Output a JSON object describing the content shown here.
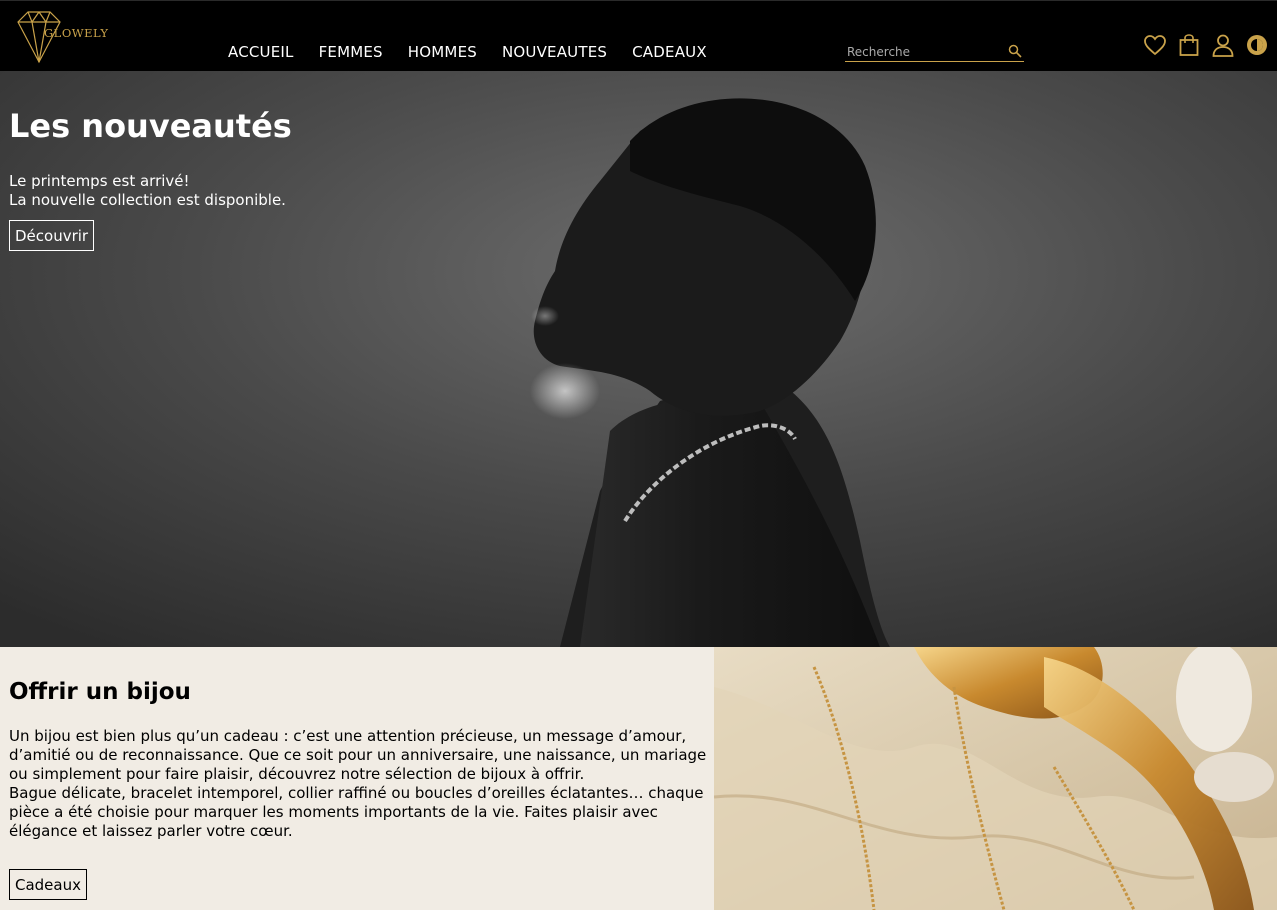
{
  "brand": {
    "name": "GLOWELY",
    "gold": "#c9a24a"
  },
  "nav": {
    "items": [
      {
        "label": "ACCUEIL"
      },
      {
        "label": "FEMMES"
      },
      {
        "label": "HOMMES"
      },
      {
        "label": "NOUVEAUTES"
      },
      {
        "label": "CADEAUX"
      }
    ]
  },
  "search": {
    "placeholder": "Recherche",
    "icon": "search-icon"
  },
  "header_icons": [
    "heart-icon",
    "shopping-bag-icon",
    "user-icon",
    "theme-toggle-icon"
  ],
  "hero": {
    "title": "Les nouveautés",
    "line1": "Le printemps est arrivé!",
    "line2": "La nouvelle collection est disponible.",
    "button": "Découvrir"
  },
  "gift": {
    "title": "Offrir un bijou",
    "paragraph1": "Un bijou est bien plus qu’un cadeau : c’est une attention précieuse, un message d’amour, d’amitié ou de reconnaissance. Que ce soit pour un anniversaire, une naissance, un mariage ou simplement pour faire plaisir, découvrez notre sélection de bijoux à offrir.",
    "paragraph2": "Bague délicate, bracelet intemporel, collier raffiné ou boucles d’oreilles éclatantes… chaque pièce a été choisie pour marquer les moments importants de la vie. Faites plaisir avec élégance et laissez parler votre cœur.",
    "button": "Cadeaux",
    "background": "#f1ece4"
  }
}
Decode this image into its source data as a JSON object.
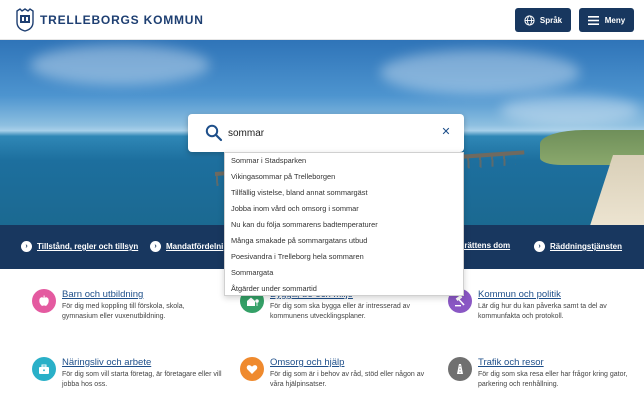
{
  "header": {
    "logo_text": "TRELLEBORGS KOMMUN",
    "language_label": "Språk",
    "menu_label": "Meny"
  },
  "search": {
    "value": "sommar",
    "suggestions": [
      "Sommar i Stadsparken",
      "Vikingasommar på Trelleborgen",
      "Tillfällig vistelse, bland annat sommargäst",
      "Jobba inom vård och omsorg i sommar",
      "Nu kan du följa sommarens badtemperaturer",
      "Många smakade på sommargatans utbud",
      "Poesivandra i Trelleborg hela sommaren",
      "Sommargata",
      "Åtgärder under sommartid"
    ]
  },
  "quick_links": [
    "Tillstånd, regler och tillsyn",
    "Mandatfördelni",
    "gsrättens dom",
    "Räddningstjänsten"
  ],
  "categories": [
    {
      "title": "Barn och utbildning",
      "desc": "För dig med koppling till förskola, skola, gymnasium eller vuxenutbildning.",
      "icon": "apple-icon",
      "color": "#e45aa0"
    },
    {
      "title": "Bygga, bo och miljö",
      "desc": "För dig som ska bygga eller är intresserad av kommunens utvecklingsplaner.",
      "icon": "house-tree-icon",
      "color": "#34a067"
    },
    {
      "title": "Kommun och politik",
      "desc": "Lär dig hur du kan påverka samt ta del av kommunfakta och protokoll.",
      "icon": "gavel-icon",
      "color": "#8a57c4"
    },
    {
      "title": "Näringsliv och arbete",
      "desc": "För dig som vill starta företag, är företagare eller vill jobba hos oss.",
      "icon": "briefcase-icon",
      "color": "#2ab0c8"
    },
    {
      "title": "Omsorg och hjälp",
      "desc": "För dig som är i behov av råd, stöd eller någon av våra hjälpinsatser.",
      "icon": "heart-icon",
      "color": "#ef8a2e"
    },
    {
      "title": "Trafik och resor",
      "desc": "För dig som ska resa eller har frågor kring gator, parkering och renhållning.",
      "icon": "road-icon",
      "color": "#707070"
    }
  ]
}
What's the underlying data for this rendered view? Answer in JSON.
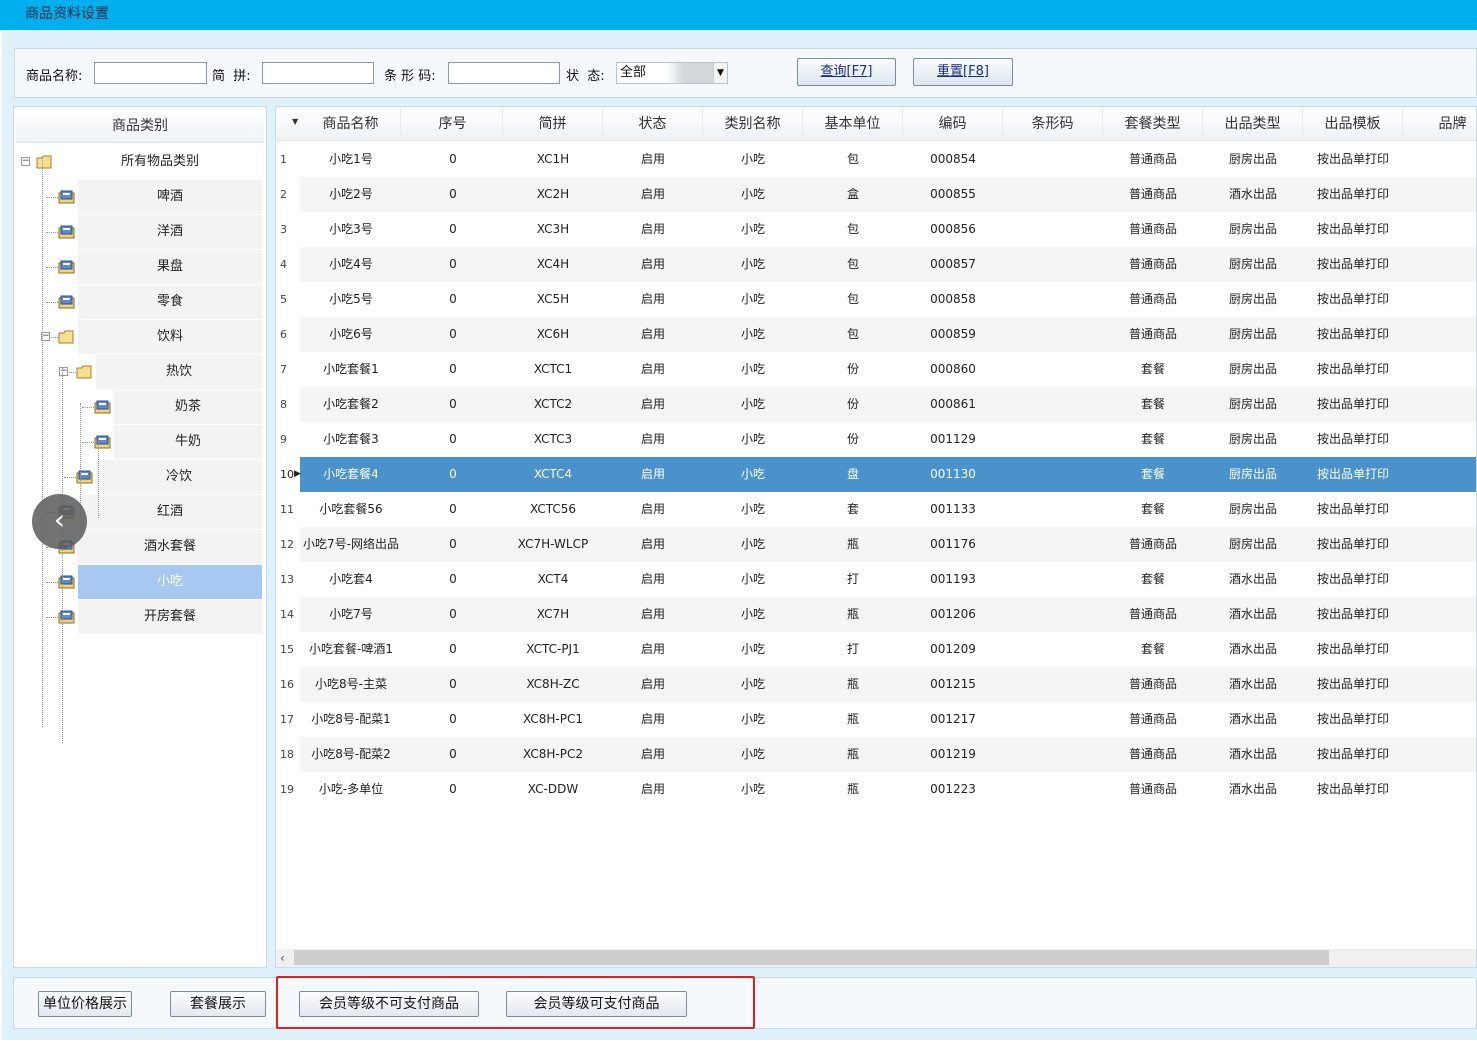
{
  "window": {
    "title": "商品资料设置"
  },
  "search": {
    "name_label": "商品名称:",
    "pinyin_label": "简  拼:",
    "barcode_label": "条 形 码:",
    "status_label": "状  态:",
    "status_value": "全部",
    "query_button": "查询[F7]",
    "reset_button": "重置[F8]"
  },
  "category_panel": {
    "header": "商品类别",
    "items": [
      {
        "label": "所有物品类别",
        "selected": false
      },
      {
        "label": "啤酒",
        "selected": false
      },
      {
        "label": "洋酒",
        "selected": false
      },
      {
        "label": "果盘",
        "selected": false
      },
      {
        "label": "零食",
        "selected": false
      },
      {
        "label": "饮料",
        "selected": false
      },
      {
        "label": "热饮",
        "selected": false
      },
      {
        "label": "奶茶",
        "selected": false
      },
      {
        "label": "牛奶",
        "selected": false
      },
      {
        "label": "冷饮",
        "selected": false
      },
      {
        "label": "红酒",
        "selected": false
      },
      {
        "label": "酒水套餐",
        "selected": false
      },
      {
        "label": "小吃",
        "selected": true
      },
      {
        "label": "开房套餐",
        "selected": false
      }
    ]
  },
  "grid": {
    "columns": [
      "商品名称",
      "序号",
      "简拼",
      "状态",
      "类别名称",
      "基本单位",
      "编码",
      "条形码",
      "套餐类型",
      "出品类型",
      "出品模板",
      "品牌"
    ],
    "selected_row": 10,
    "rows": [
      [
        "1",
        "小吃1号",
        "0",
        "XC1H",
        "启用",
        "小吃",
        "包",
        "000854",
        "",
        "普通商品",
        "厨房出品",
        "按出品单打印",
        ""
      ],
      [
        "2",
        "小吃2号",
        "0",
        "XC2H",
        "启用",
        "小吃",
        "盒",
        "000855",
        "",
        "普通商品",
        "酒水出品",
        "按出品单打印",
        ""
      ],
      [
        "3",
        "小吃3号",
        "0",
        "XC3H",
        "启用",
        "小吃",
        "包",
        "000856",
        "",
        "普通商品",
        "厨房出品",
        "按出品单打印",
        ""
      ],
      [
        "4",
        "小吃4号",
        "0",
        "XC4H",
        "启用",
        "小吃",
        "包",
        "000857",
        "",
        "普通商品",
        "厨房出品",
        "按出品单打印",
        ""
      ],
      [
        "5",
        "小吃5号",
        "0",
        "XC5H",
        "启用",
        "小吃",
        "包",
        "000858",
        "",
        "普通商品",
        "厨房出品",
        "按出品单打印",
        ""
      ],
      [
        "6",
        "小吃6号",
        "0",
        "XC6H",
        "启用",
        "小吃",
        "包",
        "000859",
        "",
        "普通商品",
        "厨房出品",
        "按出品单打印",
        ""
      ],
      [
        "7",
        "小吃套餐1",
        "0",
        "XCTC1",
        "启用",
        "小吃",
        "份",
        "000860",
        "",
        "套餐",
        "厨房出品",
        "按出品单打印",
        ""
      ],
      [
        "8",
        "小吃套餐2",
        "0",
        "XCTC2",
        "启用",
        "小吃",
        "份",
        "000861",
        "",
        "套餐",
        "厨房出品",
        "按出品单打印",
        ""
      ],
      [
        "9",
        "小吃套餐3",
        "0",
        "XCTC3",
        "启用",
        "小吃",
        "份",
        "001129",
        "",
        "套餐",
        "厨房出品",
        "按出品单打印",
        ""
      ],
      [
        "10",
        "小吃套餐4",
        "0",
        "XCTC4",
        "启用",
        "小吃",
        "盘",
        "001130",
        "",
        "套餐",
        "厨房出品",
        "按出品单打印",
        ""
      ],
      [
        "11",
        "小吃套餐56",
        "0",
        "XCTC56",
        "启用",
        "小吃",
        "套",
        "001133",
        "",
        "套餐",
        "厨房出品",
        "按出品单打印",
        ""
      ],
      [
        "12",
        "小吃7号-网络出品",
        "0",
        "XC7H-WLCP",
        "启用",
        "小吃",
        "瓶",
        "001176",
        "",
        "普通商品",
        "厨房出品",
        "按出品单打印",
        ""
      ],
      [
        "13",
        "小吃套4",
        "0",
        "XCT4",
        "启用",
        "小吃",
        "打",
        "001193",
        "",
        "套餐",
        "酒水出品",
        "按出品单打印",
        ""
      ],
      [
        "14",
        "小吃7号",
        "0",
        "XC7H",
        "启用",
        "小吃",
        "瓶",
        "001206",
        "",
        "普通商品",
        "酒水出品",
        "按出品单打印",
        ""
      ],
      [
        "15",
        "小吃套餐-啤酒1",
        "0",
        "XCTC-PJ1",
        "启用",
        "小吃",
        "打",
        "001209",
        "",
        "套餐",
        "酒水出品",
        "按出品单打印",
        ""
      ],
      [
        "16",
        "小吃8号-主菜",
        "0",
        "XC8H-ZC",
        "启用",
        "小吃",
        "瓶",
        "001215",
        "",
        "普通商品",
        "酒水出品",
        "按出品单打印",
        ""
      ],
      [
        "17",
        "小吃8号-配菜1",
        "0",
        "XC8H-PC1",
        "启用",
        "小吃",
        "瓶",
        "001217",
        "",
        "普通商品",
        "酒水出品",
        "按出品单打印",
        ""
      ],
      [
        "18",
        "小吃8号-配菜2",
        "0",
        "XC8H-PC2",
        "启用",
        "小吃",
        "瓶",
        "001219",
        "",
        "普通商品",
        "酒水出品",
        "按出品单打印",
        ""
      ],
      [
        "19",
        "小吃-多单位",
        "0",
        "XC-DDW",
        "启用",
        "小吃",
        "瓶",
        "001223",
        "",
        "普通商品",
        "酒水出品",
        "按出品单打印",
        ""
      ]
    ]
  },
  "bottom": {
    "unit_price_button": "单位价格展示",
    "package_button": "套餐展示",
    "member_nonpayable_button": "会员等级不可支付商品",
    "member_payable_button": "会员等级可支付商品"
  },
  "colors": {
    "titlebar": "#00b0ee",
    "background": "#dff1fb",
    "selected_row": "#4a92cc",
    "selected_tree": "#a7c8f0",
    "highlight_box": "#e02020"
  },
  "icons": {
    "nav": "chevron-left-icon",
    "category_leaf": "category-icon",
    "category_folder": "folder-icon"
  }
}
++++
## WHAT THE TASK ASKS:
Search the records for the string "pour" and return every line in which it occurs.

## THE RESULT:
    "paragraph1": "Un bijou est bien plus qu’un cadeau : c’est une attention précieuse, un message d’amour, d’amitié ou de reconnaissance. Que ce soit pour un anniversaire, une naissance, un mariage ou simplement pour faire plaisir, découvrez notre sélection de bijoux à offrir.",
    "paragraph2": "Bague délicate, bracelet intemporel, collier raffiné ou boucles d’oreilles éclatantes… chaque pièce a été choisie pour marquer les moments importants de la vie. Faites plaisir avec élégance et laissez parler votre cœur.",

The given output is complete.